▶ **Problem to solve**
Every line that contains "film" counts once; give the total number of such lines, with no other words.

Source records
** START **
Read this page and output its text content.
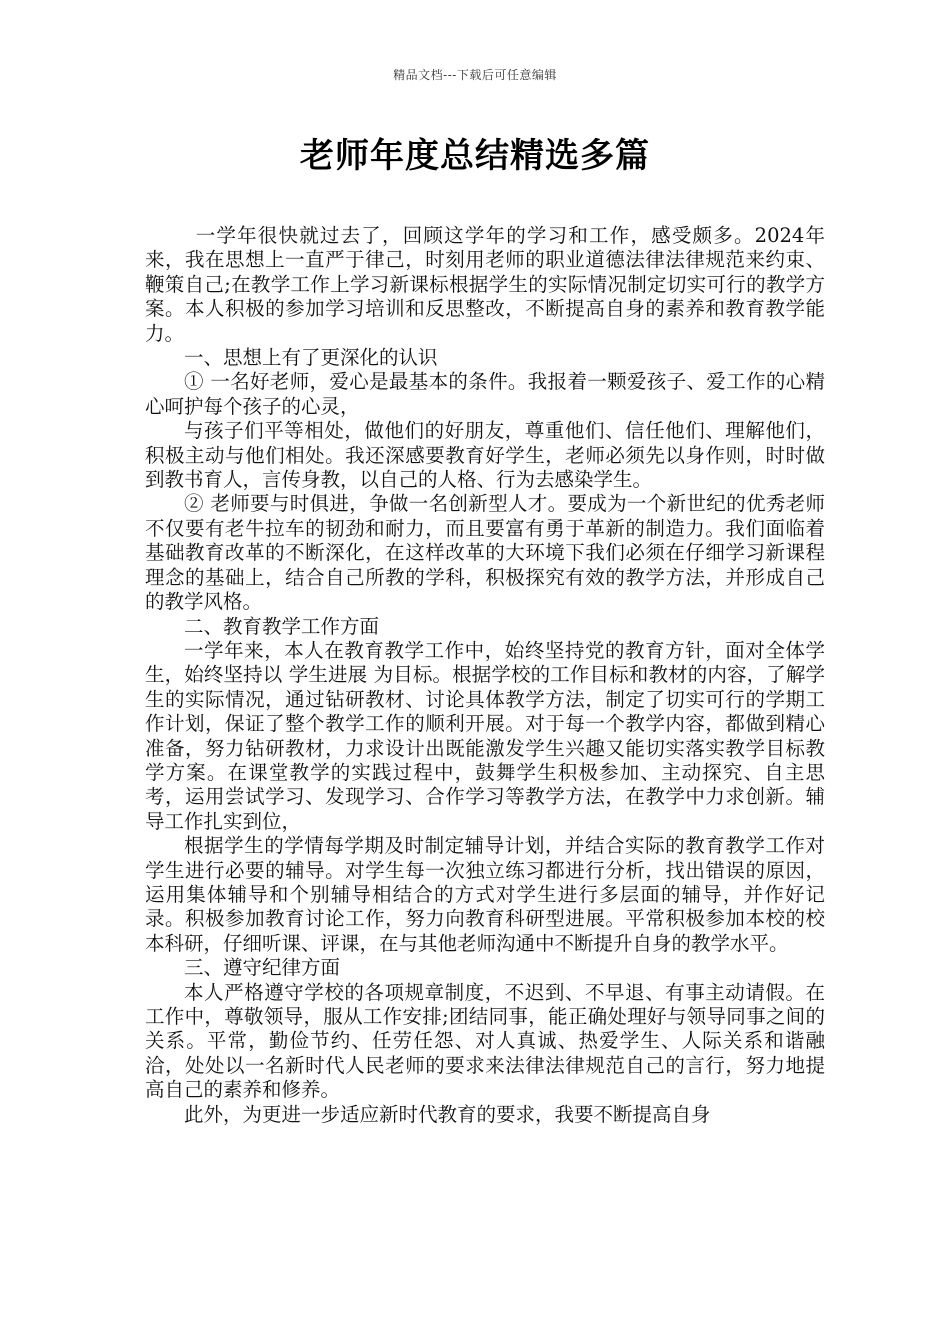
精品文档---下载后可任意编辑
老师年度总结精选多篇

一学年很快就过去了，回顾这学年的学习和工作，感受颇多。2024年来，我在思想上一直严于律己，时刻用老师的职业道德法律法律规范来约束、鞭策自己;在教学工作上学习新课标根据学生的实际情况制定切实可行的教学方案。本人积极的参加学习培训和反思整改，不断提高自身的素养和教育教学能力。

一、思想上有了更深化的认识

① 一名好老师，爱心是最基本的条件。我报着一颗爱孩子、爱工作的心精心呵护每个孩子的心灵，

与孩子们平等相处，做他们的好朋友，尊重他们、信任他们、理解他们，积极主动与他们相处。我还深感要教育好学生，老师必须先以身作则，时时做到教书育人，言传身教，以自己的人格、行为去感染学生。

② 老师要与时俱进，争做一名创新型人才。要成为一个新世纪的优秀老师不仅要有老牛拉车的韧劲和耐力，而且要富有勇于革新的制造力。我们面临着基础教育改革的不断深化，在这样改革的大环境下我们必须在仔细学习新课程理念的基础上，结合自己所教的学科，积极探究有效的教学方法，并形成自己的教学风格。

二、教育教学工作方面

一学年来，本人在教育教学工作中，始终坚持党的教育方针，面对全体学生，始终坚持以 学生进展 为目标。根据学校的工作目标和教材的内容，了解学生的实际情况，通过钻研教材、讨论具体教学方法，制定了切实可行的学期工作计划，保证了整个教学工作的顺利开展。对于每一个教学内容，都做到精心准备，努力钻研教材，力求设计出既能激发学生兴趣又能切实落实教学目标教学方案。在课堂教学的实践过程中，鼓舞学生积极参加、主动探究、自主思考，运用尝试学习、发现学习、合作学习等教学方法，在教学中力求创新。辅导工作扎实到位，

根据学生的学情每学期及时制定辅导计划，并结合实际的教育教学工作对学生进行必要的辅导。对学生每一次独立练习都进行分析，找出错误的原因，运用集体辅导和个别辅导相结合的方式对学生进行多层面的辅导，并作好记录。积极参加教育讨论工作，努力向教育科研型进展。平常积极参加本校的校本科研，仔细听课、评课，在与其他老师沟通中不断提升自身的教学水平。

三、遵守纪律方面

本人严格遵守学校的各项规章制度，不迟到、不早退、有事主动请假。在工作中，尊敬领导，服从工作安排;团结同事，能正确处理好与领导同事之间的关系。平常，勤俭节约、任劳任怨、对人真诚、热爱学生、人际关系和谐融洽，处处以一名新时代人民老师的要求来法律法律规范自己的言行，努力地提高自己的素养和修养。

此外，为更进一步适应新时代教育的要求，我要不断提高自身
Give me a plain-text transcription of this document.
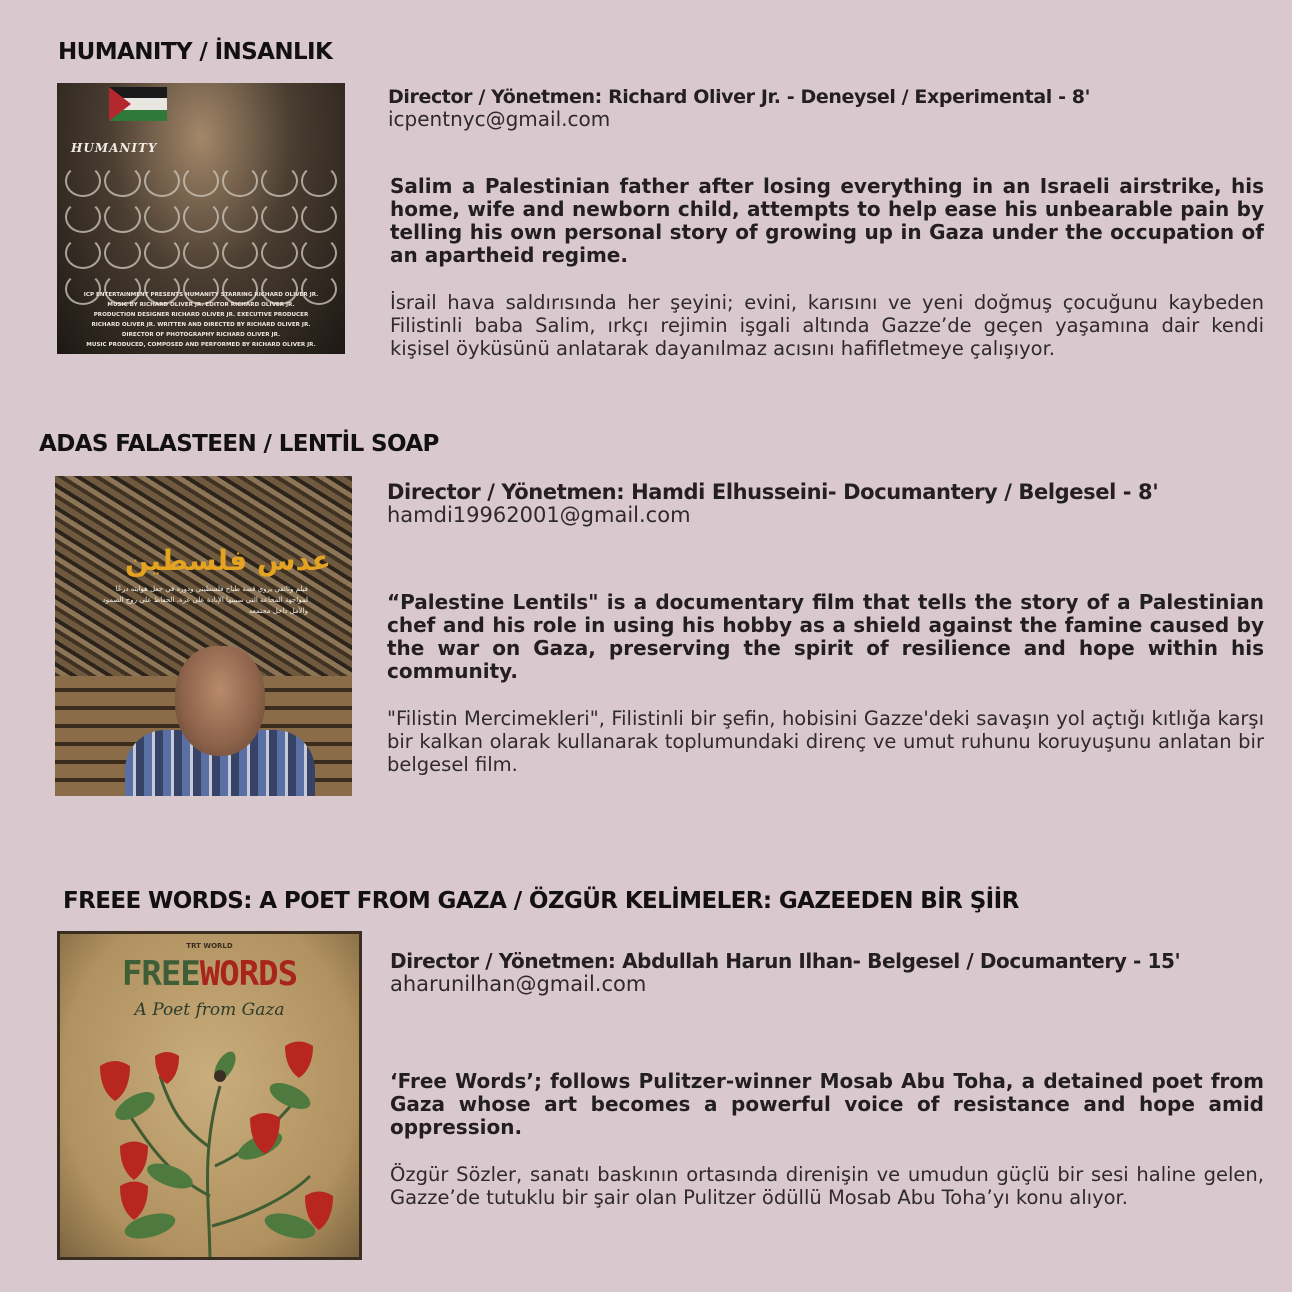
HUMANITY / İNSANLIK
HUMANITY
ICP ENTERTAINMENT PRESENTS HUMANITY STARRING RICHARD OLIVER JR.
MUSIC BY RICHARD OLIVER JR. EDITOR RICHARD OLIVER JR.
PRODUCTION DESIGNER RICHARD OLIVER JR. EXECUTIVE PRODUCER
RICHARD OLIVER JR. WRITTEN AND DIRECTED BY RICHARD OLIVER JR.
DIRECTOR OF PHOTOGRAPHY RICHARD OLIVER JR.
MUSIC PRODUCED, COMPOSED AND PERFORMED BY RICHARD OLIVER JR.

Director / Yönetmen: Richard Oliver Jr. - Deneysel / Experimental - 8'

icpentnyc@gmail.com

Salim a Palestinian father after losing everything in an Israeli airstrike, his home, wife and newborn child, attempts to help ease his unbearable pain by telling his own personal story of growing up in Gaza under the occupation of an apartheid regime.

İsrail hava saldırısında her şeyini; evini, karısını ve yeni doğmuş çocuğunu kaybeden Filistinli baba Salim, ırkçı rejimin işgali altında Gazze’de geçen yaşamına dair kendi kişisel öyküsünü anlatarak dayanılmaz acısını hafifletmeye çalışıyor.

ADAS FALASTEEN / LENTİL SOAP
عدس فلسطين
فيلم وثائقي يروي قصة طباخ فلسطيني ودوره في جعل هوايته درعًا لمواجهة المجاعة التي سببتها الإبادة على غزة، الحفاظ على روح الصمود والأمل داخل مجتمعه

Director / Yönetmen: Hamdi Elhusseini- Documantery / Belgesel - 8'

hamdi19962001@gmail.com

“Palestine Lentils" is a documentary film that tells the story of a Palestinian chef and his role in using his hobby as a shield against the famine caused by the war on Gaza, preserving the spirit of resilience and hope within his community.

"Filistin Mercimekleri", Filistinli bir şefin, hobisini Gazze'deki savaşın yol açtığı kıtlığa karşı bir kalkan olarak kullanarak toplumundaki direnç ve umut ruhunu koruyuşunu anlatan bir belgesel film.

FREEE WORDS: A POET FROM GAZA / ÖZGÜR KELİMELER: GAZEEDEN BİR ŞİİR
TRT WORLD
FREEWORDS
A Poet from Gaza

Director / Yönetmen: Abdullah Harun Ilhan- Belgesel / Documantery - 15'

aharunilhan@gmail.com

‘Free Words’; follows Pulitzer-winner Mosab Abu Toha, a detained poet from Gaza whose art becomes a powerful voice of resistance and hope amid oppression.

Özgür Sözler, sanatı baskının ortasında direnişin ve umudun güçlü bir sesi haline gelen, Gazze’de tutuklu bir şair olan Pulitzer ödüllü Mosab Abu Toha’yı konu alıyor.
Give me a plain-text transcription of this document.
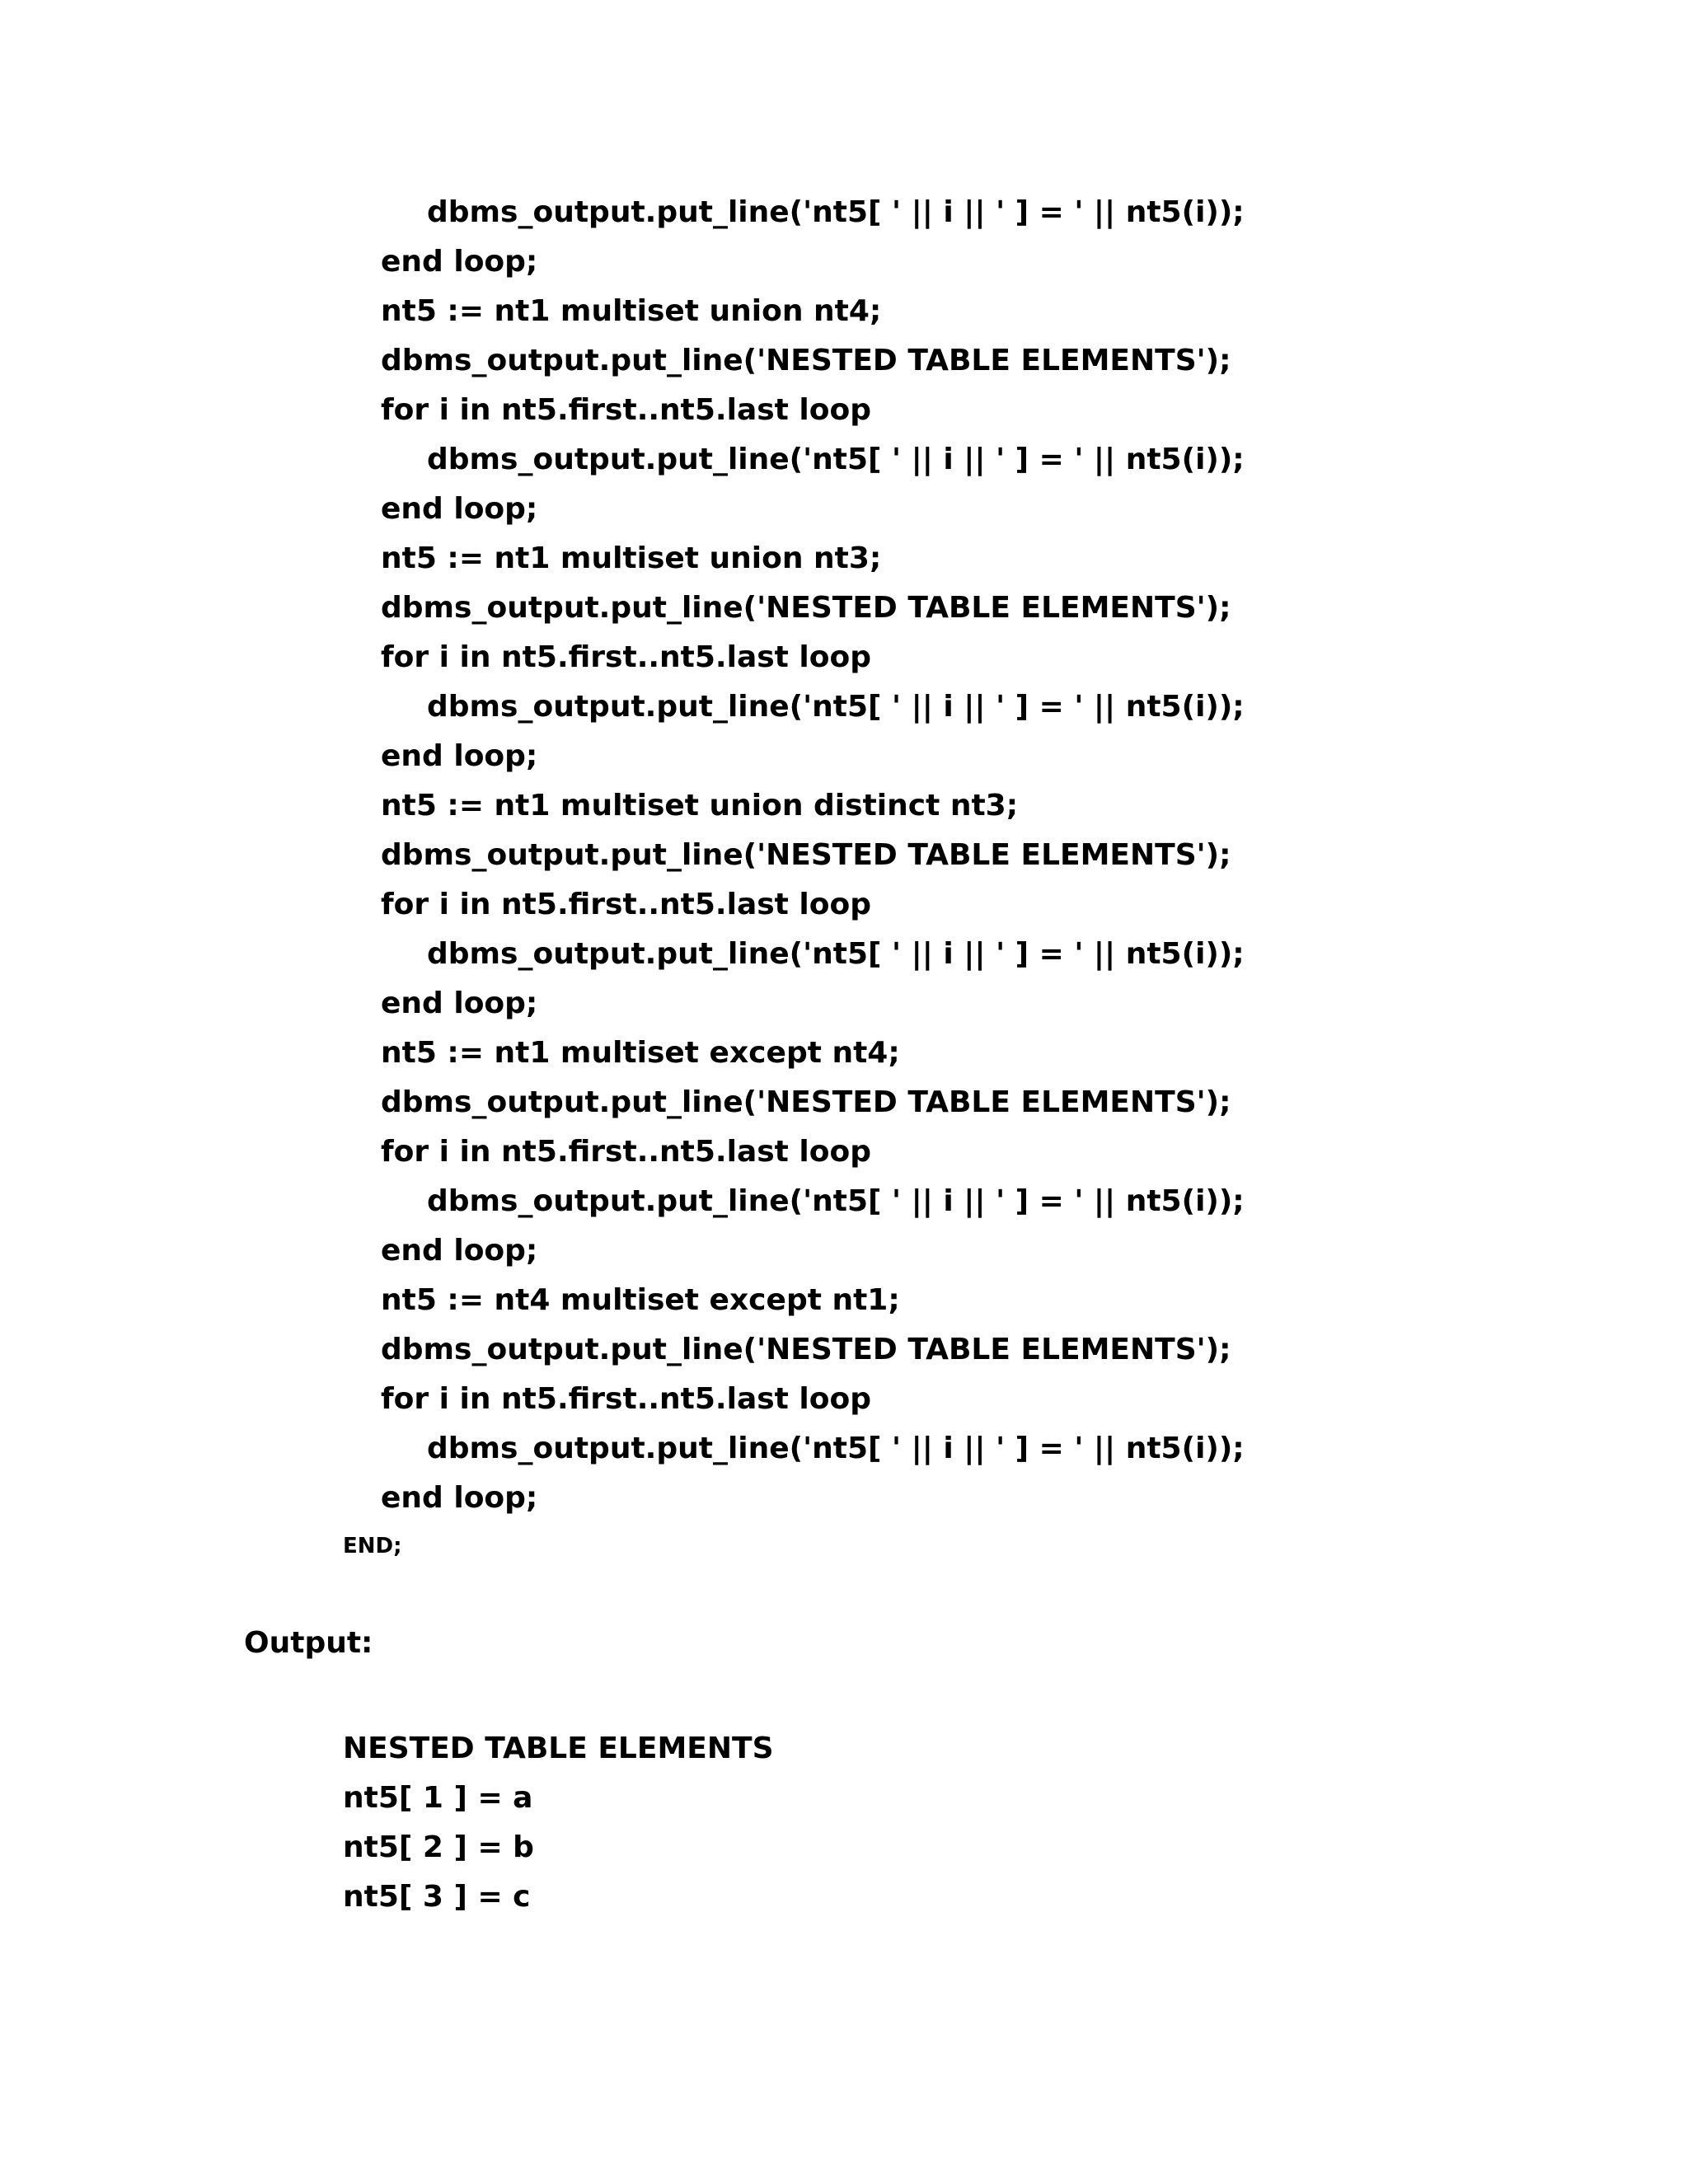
dbms_output.put_line('nt5[ ' || i || ' ] = ' || nt5(i));
end loop;
nt5 := nt1 multiset union nt4;
dbms_output.put_line('NESTED TABLE ELEMENTS');
for i in nt5.first..nt5.last loop
dbms_output.put_line('nt5[ ' || i || ' ] = ' || nt5(i));
end loop;
nt5 := nt1 multiset union nt3;
dbms_output.put_line('NESTED TABLE ELEMENTS');
for i in nt5.first..nt5.last loop
dbms_output.put_line('nt5[ ' || i || ' ] = ' || nt5(i));
end loop;
nt5 := nt1 multiset union distinct nt3;
dbms_output.put_line('NESTED TABLE ELEMENTS');
for i in nt5.first..nt5.last loop
dbms_output.put_line('nt5[ ' || i || ' ] = ' || nt5(i));
end loop;
nt5 := nt1 multiset except nt4;
dbms_output.put_line('NESTED TABLE ELEMENTS');
for i in nt5.first..nt5.last loop
dbms_output.put_line('nt5[ ' || i || ' ] = ' || nt5(i));
end loop;
nt5 := nt4 multiset except nt1;
dbms_output.put_line('NESTED TABLE ELEMENTS');
for i in nt5.first..nt5.last loop
dbms_output.put_line('nt5[ ' || i || ' ] = ' || nt5(i));
end loop;
END;
Output:
NESTED TABLE ELEMENTS
nt5[ 1 ] = a
nt5[ 2 ] = b
nt5[ 3 ] = c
** END **
▶ **Task result**
2